## TO BE DONE
Copy each line of the records that holds the string "this".

[Items from a data source]

>>>

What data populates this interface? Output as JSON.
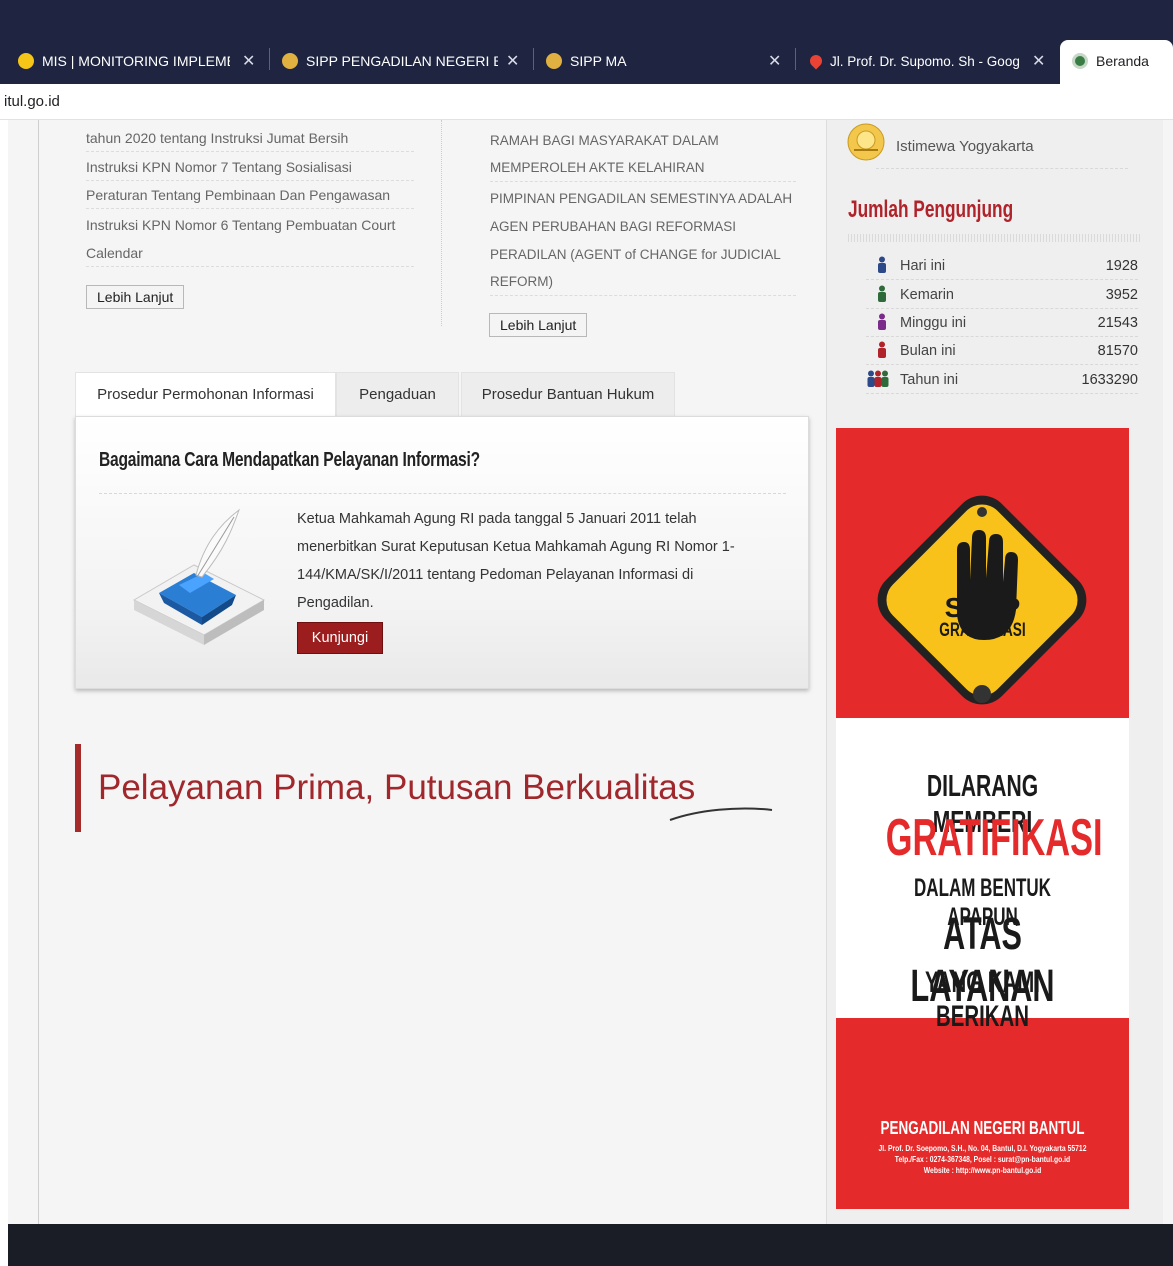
{
  "browser": {
    "tabs": [
      {
        "title": "MIS | MONITORING IMPLEMEN",
        "icon": "sun-icon",
        "color": "#f5c518"
      },
      {
        "title": "SIPP PENGADILAN NEGERI BAN",
        "icon": "court-emblem-icon",
        "color": "#e0b040"
      },
      {
        "title": "SIPP MA",
        "icon": "court-emblem-icon",
        "color": "#e0b040"
      },
      {
        "title": "Jl. Prof. Dr. Supomo. Sh - Goog",
        "icon": "map-pin-icon",
        "color": "#ea4335"
      },
      {
        "title": "Beranda",
        "icon": "court-emblem-icon",
        "color": "#3a7d44"
      }
    ],
    "close_glyph": "✕",
    "url": "itul.go.id"
  },
  "news_left": {
    "items": [
      "tahun 2020 tentang Instruksi Jumat Bersih",
      "Instruksi KPN Nomor 7 Tentang Sosialisasi",
      "Peraturan Tentang Pembinaan Dan Pengawasan",
      "Instruksi KPN Nomor 6 Tentang Pembuatan Court",
      "Calendar"
    ],
    "more_label": "Lebih Lanjut"
  },
  "news_right": {
    "items": [
      "RAMAH BAGI MASYARAKAT DALAM",
      "MEMPEROLEH AKTE KELAHIRAN",
      "PIMPINAN PENGADILAN SEMESTINYA ADALAH",
      "AGEN PERUBAHAN BAGI REFORMASI",
      "PERADILAN (AGENT of CHANGE for JUDICIAL",
      "REFORM)"
    ],
    "more_label": "Lebih Lanjut"
  },
  "service_tabs": [
    "Prosedur Permohonan Informasi",
    "Pengaduan",
    "Prosedur Bantuan Hukum"
  ],
  "panel": {
    "title": "Bagaimana Cara Mendapatkan Pelayanan Informasi?",
    "body": "Ketua Mahkamah Agung RI pada tanggal 5 Januari 2011 telah menerbitkan Surat Keputusan Ketua Mahkamah Agung RI Nomor 1-144/KMA/SK/I/2011 tentang Pedoman Pelayanan Informasi di Pengadilan.",
    "button": "Kunjungi"
  },
  "slogan": "Pelayanan Prima, Putusan Berkualitas",
  "sidebar": {
    "partner_name": "Istimewa Yogyakarta",
    "visitors_title": "Jumlah Pengunjung",
    "visitors": [
      {
        "label": "Hari ini",
        "value": "1928",
        "color": "#2c4a8a"
      },
      {
        "label": "Kemarin",
        "value": "3952",
        "color": "#2f6b3a"
      },
      {
        "label": "Minggu ini",
        "value": "21543",
        "color": "#7a2c8a"
      },
      {
        "label": "Bulan ini",
        "value": "81570",
        "color": "#b0232a"
      },
      {
        "label": "Tahun ini",
        "value": "1633290",
        "color": "#444444"
      }
    ]
  },
  "banner": {
    "stop": "STOP",
    "gratifikasi_small": "GRATIFIKASI",
    "line1": "DILARANG MEMBERI",
    "line2": "GRATIFIKASI",
    "line3": "DALAM BENTUK APAPUN",
    "line4": "ATAS LAYANAN",
    "line5": "YANG KAMI BERIKAN",
    "org": "PENGADILAN NEGERI BANTUL",
    "address": "Jl. Prof. Dr. Soepomo, S.H., No. 04, Bantul, D.I. Yogyakarta 55712",
    "contact": "Telp./Fax : 0274-367348, Posel : surat@pn-bantul.go.id",
    "website": "Website : http://www.pn-bantul.go.id"
  }
}
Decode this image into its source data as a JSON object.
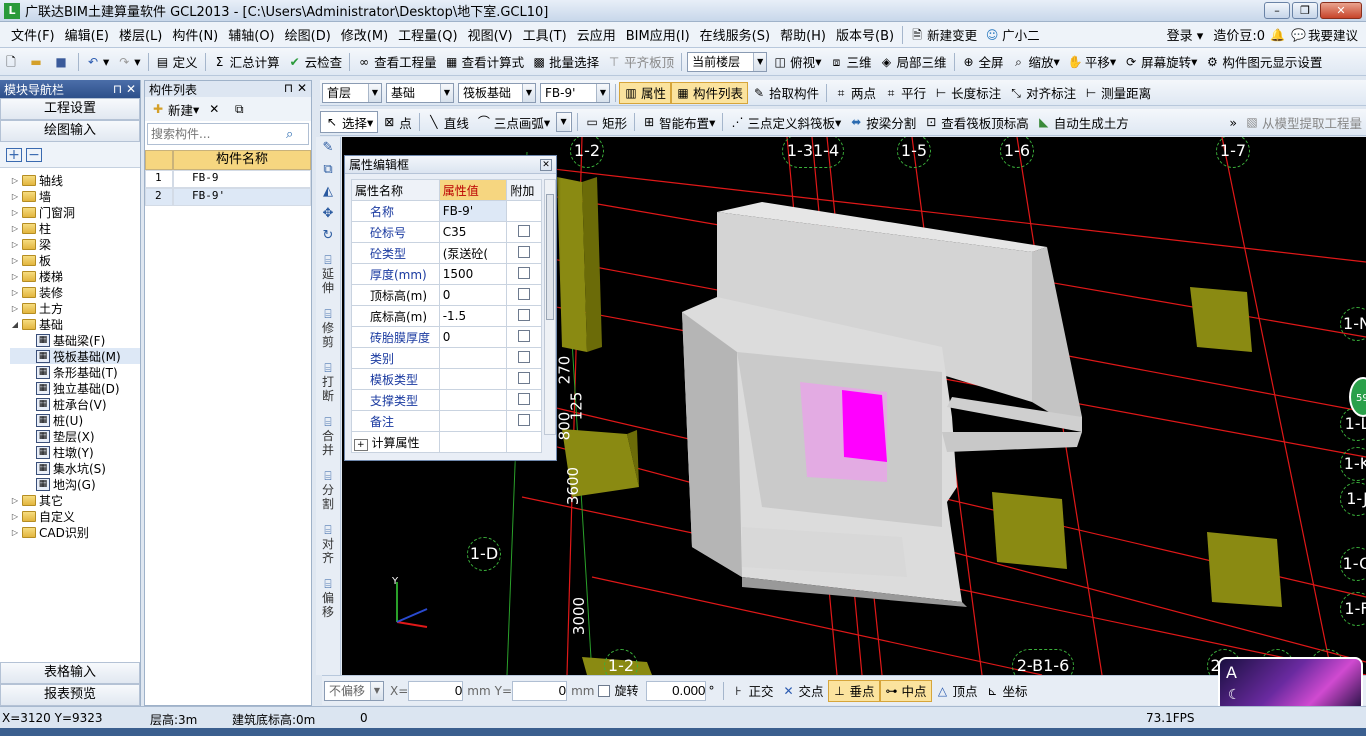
{
  "window": {
    "title": "广联达BIM土建算量软件 GCL2013 - [C:\\Users\\Administrator\\Desktop\\地下室.GCL10]",
    "minimize": "0",
    "restore": "▣",
    "close": "r"
  },
  "menu": {
    "items": [
      "文件(F)",
      "编辑(E)",
      "楼层(L)",
      "构件(N)",
      "辅轴(O)",
      "绘图(D)",
      "修改(M)",
      "工程量(Q)",
      "视图(V)",
      "工具(T)",
      "云应用",
      "BIM应用(I)",
      "在线服务(S)",
      "帮助(H)",
      "版本号(B)"
    ],
    "new_change": "新建变更",
    "assistant": "广小二",
    "login": "登录",
    "price_bean": "造价豆:0",
    "suggest": "我要建议"
  },
  "toolbar1": {
    "define": "定义",
    "sum_calc": "汇总计算",
    "cloud_check": "云检查",
    "view_quantity": "查看工程量",
    "view_formula": "查看计算式",
    "batch_select": "批量选择",
    "align_top": "平齐板顶",
    "current_floor": "当前楼层",
    "topview": "俯视",
    "threed": "三维",
    "local_3d": "局部三维",
    "fullscreen": "全屏",
    "zoom": "缩放",
    "pan": "平移",
    "rotate": "屏幕旋转",
    "display_settings": "构件图元显示设置"
  },
  "toolbar2": {
    "floor": "首层",
    "category": "基础",
    "type": "筏板基础",
    "component": "FB-9'",
    "property": "属性",
    "component_list": "构件列表",
    "pick": "拾取构件",
    "two_point": "两点",
    "parallel": "平行",
    "length_mark": "长度标注",
    "align_mark": "对齐标注",
    "measure": "测量距离"
  },
  "toolbar3": {
    "select": "选择",
    "point": "点",
    "line": "直线",
    "arc": "三点画弧",
    "rect": "矩形",
    "smart_layout": "智能布置",
    "slope": "三点定义斜筏板",
    "by_beam": "按梁分割",
    "view_top_elev": "查看筏板顶标高",
    "auto_earth": "自动生成土方",
    "extract_from_model": "从模型提取工程量"
  },
  "nav_panel": {
    "title": "模块导航栏",
    "project_settings": "工程设置",
    "drawing_input": "绘图输入",
    "table_input": "表格输入",
    "report_preview": "报表预览",
    "tree": [
      {
        "label": "轴线",
        "level": 0,
        "expanded": false
      },
      {
        "label": "墙",
        "level": 0,
        "expanded": false
      },
      {
        "label": "门窗洞",
        "level": 0,
        "expanded": false
      },
      {
        "label": "柱",
        "level": 0,
        "expanded": false
      },
      {
        "label": "梁",
        "level": 0,
        "expanded": false
      },
      {
        "label": "板",
        "level": 0,
        "expanded": false
      },
      {
        "label": "楼梯",
        "level": 0,
        "expanded": false
      },
      {
        "label": "装修",
        "level": 0,
        "expanded": false
      },
      {
        "label": "土方",
        "level": 0,
        "expanded": false
      },
      {
        "label": "基础",
        "level": 0,
        "expanded": true
      },
      {
        "label": "基础梁(F)",
        "level": 1
      },
      {
        "label": "筏板基础(M)",
        "level": 1,
        "selected": true
      },
      {
        "label": "条形基础(T)",
        "level": 1
      },
      {
        "label": "独立基础(D)",
        "level": 1
      },
      {
        "label": "桩承台(V)",
        "level": 1
      },
      {
        "label": "桩(U)",
        "level": 1
      },
      {
        "label": "垫层(X)",
        "level": 1
      },
      {
        "label": "柱墩(Y)",
        "level": 1
      },
      {
        "label": "集水坑(S)",
        "level": 1
      },
      {
        "label": "地沟(G)",
        "level": 1
      },
      {
        "label": "其它",
        "level": 0,
        "expanded": false
      },
      {
        "label": "自定义",
        "level": 0,
        "expanded": false
      },
      {
        "label": "CAD识别",
        "level": 0,
        "expanded": false
      }
    ]
  },
  "component_panel": {
    "title": "构件列表",
    "new": "新建",
    "search_placeholder": "搜索构件...",
    "column": "构件名称",
    "rows": [
      {
        "no": "1",
        "name": "FB-9"
      },
      {
        "no": "2",
        "name": "FB-9'"
      }
    ]
  },
  "side_tools": [
    "延伸",
    "修剪",
    "打断",
    "合并",
    "分割",
    "对齐",
    "偏移"
  ],
  "property_dialog": {
    "title": "属性编辑框",
    "headers": [
      "属性名称",
      "属性值",
      "附加"
    ],
    "rows": [
      {
        "name": "名称",
        "value": "FB-9'",
        "check": false
      },
      {
        "name": "砼标号",
        "value": "C35",
        "check": true
      },
      {
        "name": "砼类型",
        "value": "(泵送砼(",
        "check": true
      },
      {
        "name": "厚度(mm)",
        "value": "1500",
        "check": true
      },
      {
        "name": "顶标高(m)",
        "value": "0",
        "check": true
      },
      {
        "name": "底标高(m)",
        "value": "-1.5",
        "check": true
      },
      {
        "name": "砖胎膜厚度",
        "value": "0",
        "check": true
      },
      {
        "name": "类别",
        "value": "",
        "check": true
      },
      {
        "name": "模板类型",
        "value": "",
        "check": true
      },
      {
        "name": "支撑类型",
        "value": "",
        "check": true
      },
      {
        "name": "备注",
        "value": "",
        "check": true
      },
      {
        "name": "计算属性",
        "value": "",
        "check": false
      }
    ]
  },
  "canvas": {
    "axis_labels": [
      "1-2",
      "1-31-4",
      "1-5",
      "1-6",
      "1-7",
      "1-N",
      "1-L",
      "1-K",
      "1-J",
      "1-D",
      "1-G",
      "1-F",
      "1-2",
      "2-B1-6",
      "2-C",
      "1-7",
      "1-F"
    ],
    "dims": [
      "3600",
      "3000",
      "125",
      "800",
      "270"
    ],
    "badge": "59"
  },
  "coord_bar": {
    "no_offset": "不偏移",
    "x_label": "X=",
    "x_value": "0",
    "unit": "mm",
    "y_label": "Y=",
    "y_value": "0",
    "rotate": "旋转",
    "angle": "0.000",
    "deg": "°",
    "ortho": "正交",
    "intersect": "交点",
    "perp": "垂点",
    "mid": "中点",
    "vertex": "顶点",
    "coord": "坐标"
  },
  "status_bar": {
    "coords": "X=3120 Y=9323",
    "floor_height": "层高:3m",
    "base_elev": "建筑底标高:0m",
    "zero": "0",
    "fps": "73.1FPS"
  },
  "colors": {
    "accent": "#fbe39e",
    "title_bg": "#2d4f8a",
    "magenta": "#ff00ff",
    "olive": "#8a8a12"
  }
}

<<<

## COMPLETE RESPONSE
What data populates this interface? Output as JSON.
Decode this image into its source data as a JSON object.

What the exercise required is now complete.